» JOB
How many lines in the listing below include the word "acting"? Answer with the number and nothing else.

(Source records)
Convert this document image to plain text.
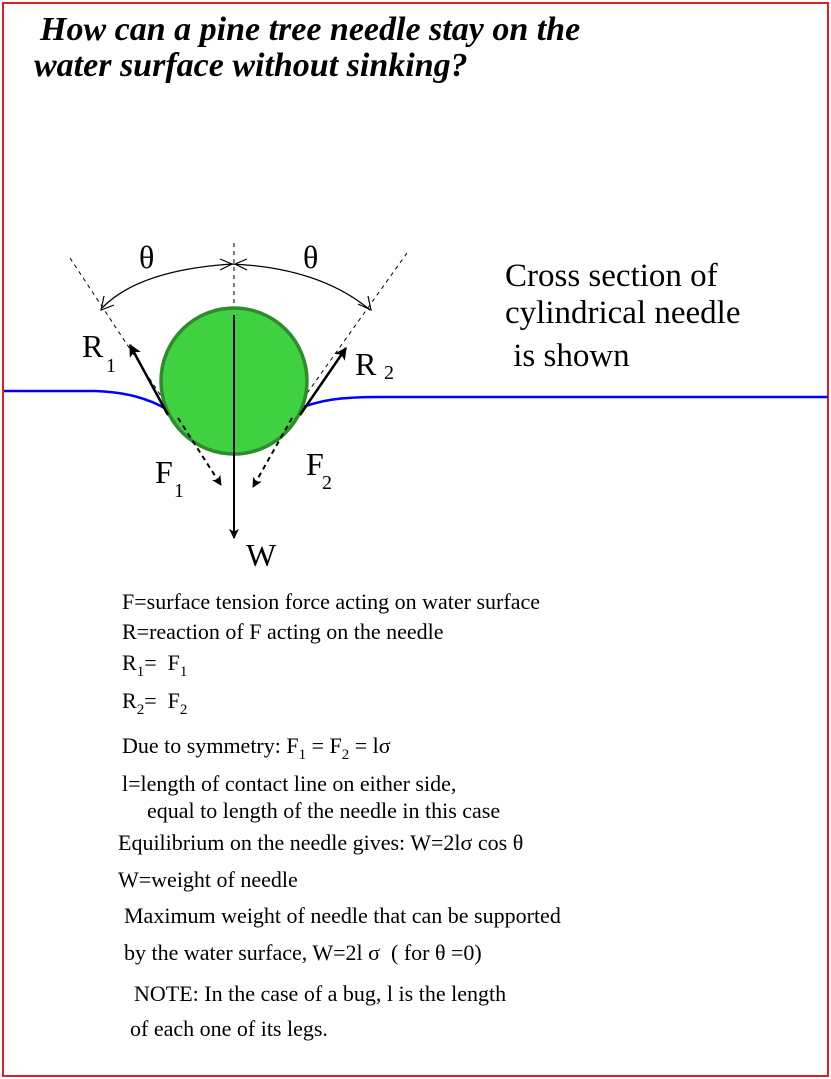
How can a pine tree needle stay on the
water surface without sinking?
θ	θ
R
1	R 2
F
1
F
2
W
Cross section of
cylindrical needle
is shown
F=surface tension force acting on water surface
R=reaction of F acting on the needle
$R_1= F_1$
$R_2= F_2$
Due to symmetry: $F_1 = F_2 = l\sigma$
l=length of contact line on either side,
equal to length of the needle in this case
Equilibrium on the needle gives: W=2lσ cos θ
W=weight of needle
Maximum weight of needle that can be supported
by the water surface, W=2l σ  ( for θ =0)
NOTE: In the case of a bug, l is the length
of each one of its legs.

» ANSWER TO THE EXERCISE
2